Stored entries:
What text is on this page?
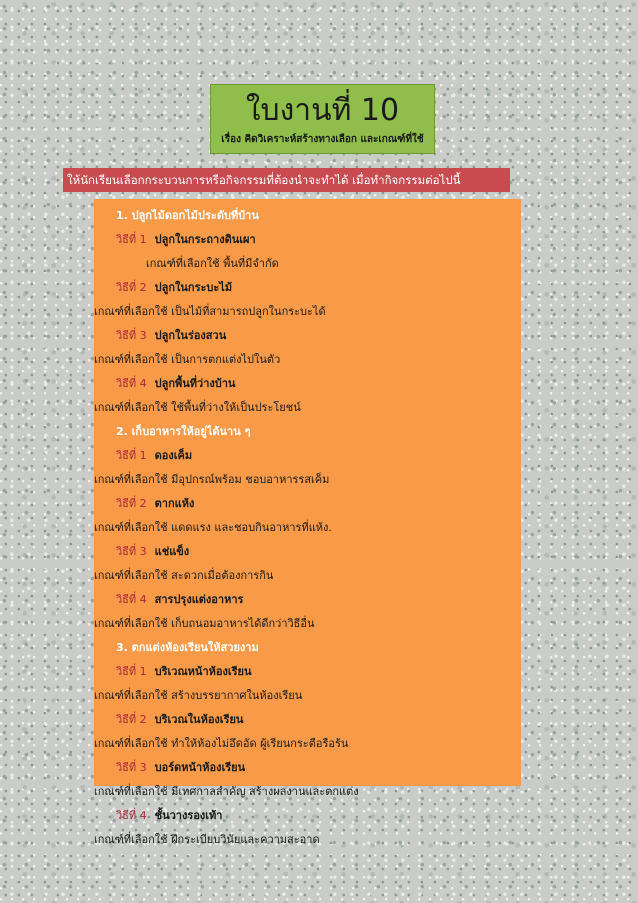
ใบงานที่ 10
เรื่อง คิดวิเคราะห์สร้างทางเลือก และเกณฑ์ที่ใช้
ให้นักเรียนเลือกกระบวนการหรือกิจกรรมที่ต้องนำจะทำได้ เมื่อทำกิจกรรมต่อไปนี้
1. ปลูกไม้ดอกไม้ประดับที่บ้าน
วิธีที่ 1 ปลูกในกระถางดินเผา
เกณฑ์ที่เลือกใช้ พื้นที่มีจำกัด
วิธีที่ 2 ปลูกในกระบะไม้
เกณฑ์ที่เลือกใช้ เป็นไม้ที่สามารถปลูกในกระบะได้
วิธีที่ 3 ปลูกในร่องสวน
เกณฑ์ที่เลือกใช้ เป็นการตกแต่งไปในตัว
วิธีที่ 4 ปลูกพื้นที่ว่างบ้าน
เกณฑ์ที่เลือกใช้ ใช้พื้นที่ว่างให้เป็นประโยชน์
2. เก็บอาหารให้อยู่ได้นาน ๆ
วิธีที่ 1 ดองเค็ม
เกณฑ์ที่เลือกใช้ มีอุปกรณ์พร้อม ชอบอาหารรสเค็ม
วิธีที่ 2 ตากแห้ง
เกณฑ์ที่เลือกใช้ แดดแรง และชอบกินอาหารที่แห้ง.
วิธีที่ 3 แช่แข็ง
เกณฑ์ที่เลือกใช้ สะดวกเมื่อต้องการกิน
วิธีที่ 4 สารปรุงแต่งอาหาร
เกณฑ์ที่เลือกใช้ เก็บถนอมอาหารได้ดีกว่าวิธีอื่น
3. ตกแต่งห้องเรียนให้สวยงาม
วิธีที่ 1 บริเวณหน้าห้องเรียน
เกณฑ์ที่เลือกใช้ สร้างบรรยากาศในห้องเรียน
วิธีที่ 2 บริเวณในห้องเรียน
เกณฑ์ที่เลือกใช้ ทำให้ห้องไม่อึดอัด ผู้เรียนกระตือรือร้น
วิธีที่ 3 บอร์ดหน้าห้องเรียน
เกณฑ์ที่เลือกใช้ มีเทศกาลสำคัญ สร้างผลงานและตกแต่ง
วิธีที่ 4 ชั้นวางรองเท้า
เกณฑ์ที่เลือกใช้ ฝึกระเบียบวินัยและความสะอาด
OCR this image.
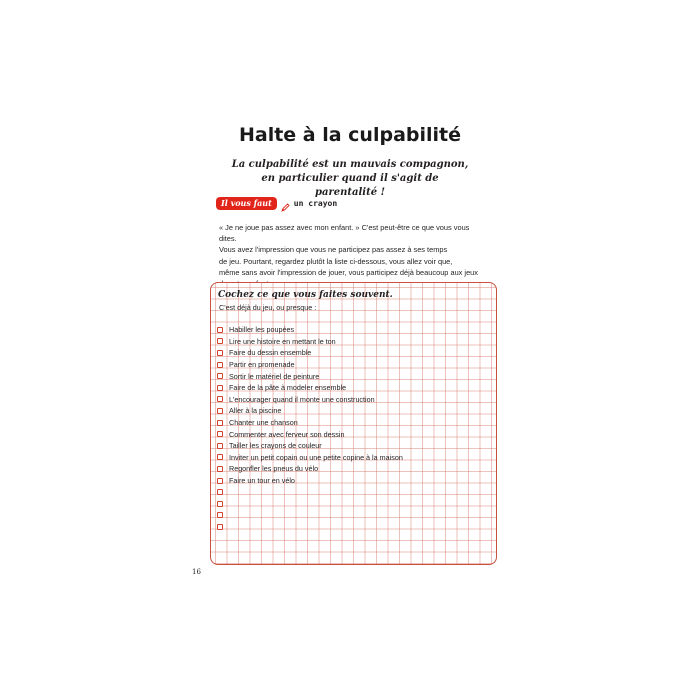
Halte à la culpabilité
La culpabilité est un mauvais compagnon,
en particulier quand il s'agit de parentalité !
Il vous faut	un crayon

« Je ne joue pas assez avec mon enfant. » C'est peut-être ce que vous vous dites.

Vous avez l'impression que vous ne participez pas assez à ses temps

de jeu. Pourtant, regardez plutôt la liste ci-dessous, vous allez voir que,

même sans avoir l'impression de jouer, vous participez déjà beaucoup aux jeux

Cochez ce que vous faites souvent.
C'est déjà du jeu, ou presque :
Habiller les poupées
Lire une histoire en mettant le ton
Faire du dessin ensemble
Partir en promenade
Sortir le matériel de peinture
Faire de la pâte à modeler ensemble
L'encourager quand il monte une construction
Aller à la piscine
Chanter une chanson
Commenter avec ferveur son dessin
Tailler les crayons de couleur
Inviter un petit copain ou une petite copine à la maison
Regonfler les pneus du vélo
Faire un tour en vélo
16
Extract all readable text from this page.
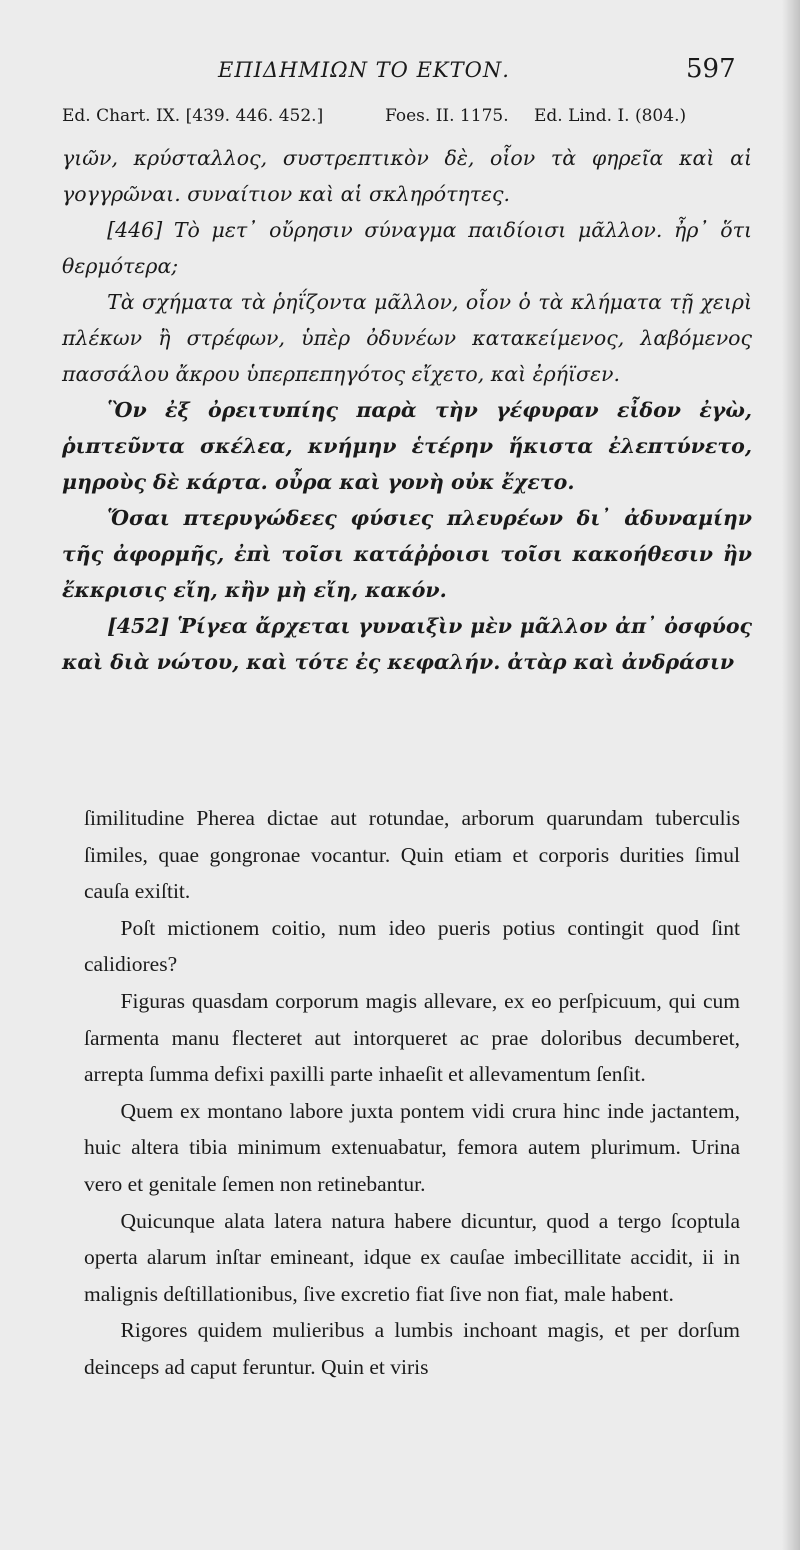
ΕΠΙΔΗΜΙΩΝ ΤΟ ΕΚΤΟΝ.	597
Ed. Chart. IX. [439. 446. 452.]	Foes. II. 1175. Ed. Lind. I. (804.)

γιῶν, κρύσταλλος, συστρεπτικὸν δὲ, οἷον τὰ φηρεῖα καὶ αἱ γογγρῶναι. συναίτιον καὶ αἱ σκληρότητες.

[446] Τὸ μετ᾽ οὔρησιν σύναγμα παιδίοισι μᾶλλον. ἦρ᾽ ὅτι θερμότερα;

Τὰ σχήματα τὰ ῥηΐζοντα μᾶλλον, οἷον ὁ τὰ κλήματα τῇ χειρὶ πλέκων ἢ στρέφων, ὑπὲρ ὀδυνέων κατακείμενος, λαβόμενος πασσάλου ἄκρου ὑπερπεπηγότος εἴχετο, καὶ ἐρήϊσεν.

Ὃν ἐξ ὀρειτυπίης παρὰ τὴν γέφυραν εἶδον ἐγὼ, ῥιπτεῦντα σκέλεα, κνήμην ἑτέρην ἥκιστα ἐλεπτύνετο, μηροὺς δὲ κάρτα. οὖρα καὶ γονὴ οὐκ ἔχετο.

Ὅσαι πτερυγώδεες φύσιες πλευρέων δι᾽ ἀδυναμίην τῆς ἀφορμῆς, ἐπὶ τοῖσι κατάῤῥοισι τοῖσι κακοήθεσιν ἢν ἔκκρισις εἴη, κἢν μὴ εἴη, κακόν.

[452] Ῥίγεα ἄρχεται γυναιξὶν μὲν μᾶλλον ἀπ᾽ ὀσφύος καὶ διὰ νώτου, καὶ τότε ἐς κεφαλήν. ἀτὰρ καὶ ἀνδράσιν

ſimilitudine Pherea dictae aut rotundae, arborum quarundam tuberculis ſimiles, quae gongronae vocantur. Quin etiam et corporis durities ſimul cauſa exiſtit.

Poſt mictionem coitio, num ideo pueris potius contingit quod ſint calidiores?

Figuras quasdam corporum magis allevare, ex eo perſpicuum, qui cum ſarmenta manu flecteret aut intorqueret ac prae doloribus decumberet, arrepta ſumma defixi paxilli parte inhaeſit et allevamentum ſenſit.

Quem ex montano labore juxta pontem vidi crura hinc inde jactantem, huic altera tibia minimum extenuabatur, femora autem plurimum. Urina vero et genitale ſemen non retinebantur.

Quicunque alata latera natura habere dicuntur, quod a tergo ſcoptula operta alarum inſtar emineant, idque ex cauſae imbecillitate accidit, ii in malignis deſtillationibus, ſive excretio fiat ſive non fiat, male habent.

Rigores quidem mulieribus a lumbis inchoant magis, et per dorſum deinceps ad caput feruntur. Quin et viris
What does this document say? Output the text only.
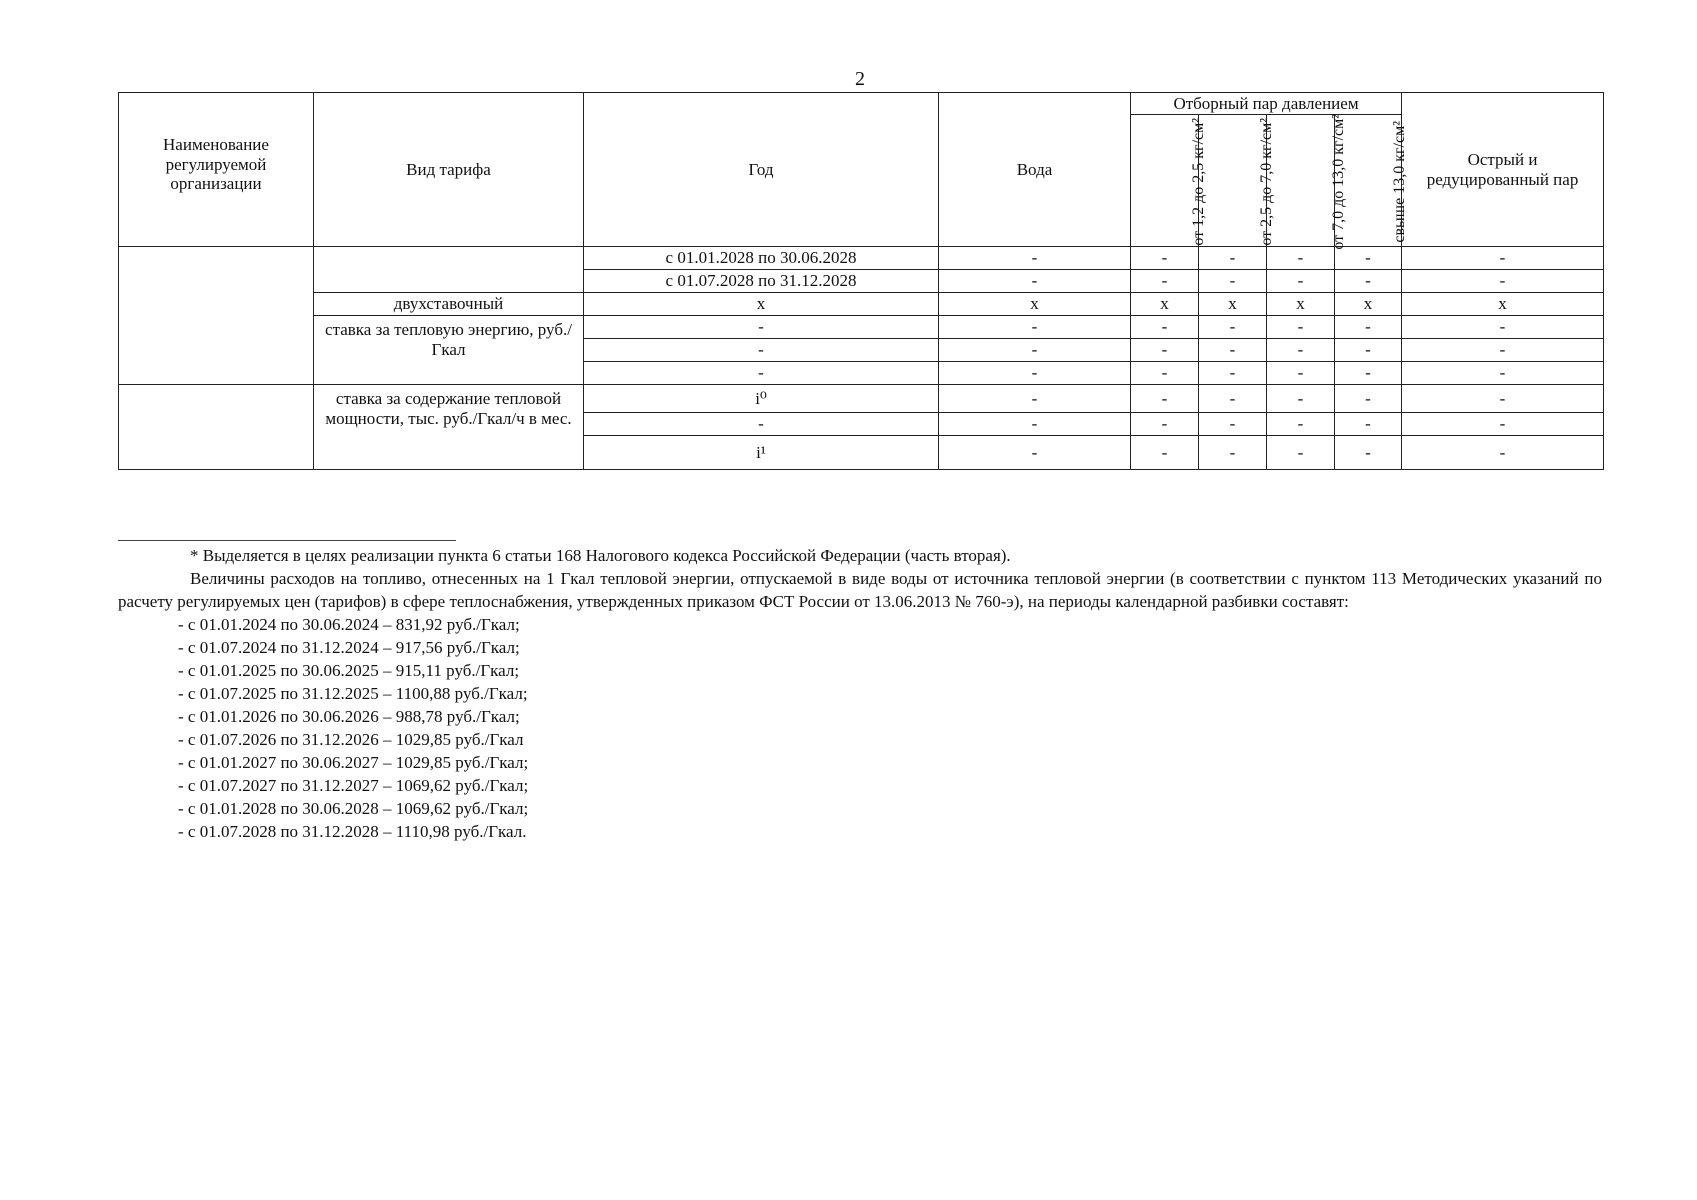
2
Наименование регулируемой организации	Вид тарифа	Год	Вода	Отборный пар давлением				Острый и редуцированный пар
				от 1,2 до 2,5 кг/см²	от 2,5 до 7,0 кг/см²	от 7,0 до 13,0 кг/см²	свыше 13,0 кг/см²	
		с 01.01.2028 по 30.06.2028	-	-	-	-	-	-
		с 01.07.2028 по 31.12.2028	-	-	-	-	-	-
	двухставочный	x	x	x	x	x	x	x
	ставка за тепловую энергию, руб./Гкал	-	-	-	-	-	-	-
		-	-	-	-	-	-	-
		-	-	-	-	-	-	-
	ставка за содержание тепловой мощности, тыс. руб./Гкал/ч в мес.	i⁰	-	-	-	-	-	-
		-	-	-	-	-	-	-
		i¹	-	-	-	-	-	-

* Выделяется в целях реализации пункта 6 статьи 168 Налогового кодекса Российской Федерации (часть вторая).

Величины расходов на топливо, отнесенных на 1 Гкал тепловой энергии, отпускаемой в виде воды от источника тепловой энергии (в соответствии с пунктом 113 Методических указаний по расчету регулируемых цен (тарифов) в сфере теплоснабжения, утвержденных приказом ФСТ России от 13.06.2013 № 760-э), на периоды календарной разбивки составят:

- с 01.01.2024 по 30.06.2024 – 831,92 руб./Гкал;
- с 01.07.2024 по 31.12.2024 – 917,56 руб./Гкал;
- с 01.01.2025 по 30.06.2025 – 915,11 руб./Гкал;
- с 01.07.2025 по 31.12.2025 – 1100,88 руб./Гкал;
- с 01.01.2026 по 30.06.2026 – 988,78 руб./Гкал;
- с 01.07.2026 по 31.12.2026 – 1029,85 руб./Гкал
- с 01.01.2027 по 30.06.2027 – 1029,85 руб./Гкал;
- с 01.07.2027 по 31.12.2027 – 1069,62 руб./Гкал;
- с 01.01.2028 по 30.06.2028 – 1069,62 руб./Гкал;
- с 01.07.2028 по 31.12.2028 – 1110,98 руб./Гкал.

What you are asked to do:
Please retype the lines from the one that contains "What does this" to the final line of the records, both included, exactly as written and without any pictures.

The output:
What does this document say? Output the text only.
2
Наименование регулируемой организации	Вид тарифа	Год	Вода	Отборный пар давлением				Острый и редуцированный пар
				от 1,2 до 2,5 кг/см²	от 2,5 до 7,0 кг/см²	от 7,0 до 13,0 кг/см²	свыше 13,0 кг/см²	
		с 01.01.2028 по 30.06.2028	-	-	-	-	-	-
		с 01.07.2028 по 31.12.2028	-	-	-	-	-	-
	двухставочный	x	x	x	x	x	x	x
	ставка за тепловую энергию, руб./Гкал	-	-	-	-	-	-	-
		-	-	-	-	-	-	-
		-	-	-	-	-	-	-
	ставка за содержание тепловой мощности, тыс. руб./Гкал/ч в мес.	i⁰	-	-	-	-	-	-
		-	-	-	-	-	-	-
		i¹	-	-	-	-	-	-

* Выделяется в целях реализации пункта 6 статьи 168 Налогового кодекса Российской Федерации (часть вторая).

Величины расходов на топливо, отнесенных на 1 Гкал тепловой энергии, отпускаемой в виде воды от источника тепловой энергии (в соответствии с пунктом 113 Методических указаний по расчету регулируемых цен (тарифов) в сфере теплоснабжения, утвержденных приказом ФСТ России от 13.06.2013 № 760-э), на периоды календарной разбивки составят:

- с 01.01.2024 по 30.06.2024 – 831,92 руб./Гкал;
- с 01.07.2024 по 31.12.2024 – 917,56 руб./Гкал;
- с 01.01.2025 по 30.06.2025 – 915,11 руб./Гкал;
- с 01.07.2025 по 31.12.2025 – 1100,88 руб./Гкал;
- с 01.01.2026 по 30.06.2026 – 988,78 руб./Гкал;
- с 01.07.2026 по 31.12.2026 – 1029,85 руб./Гкал
- с 01.01.2027 по 30.06.2027 – 1029,85 руб./Гкал;
- с 01.07.2027 по 31.12.2027 – 1069,62 руб./Гкал;
- с 01.01.2028 по 30.06.2028 – 1069,62 руб./Гкал;
- с 01.07.2028 по 31.12.2028 – 1110,98 руб./Гкал.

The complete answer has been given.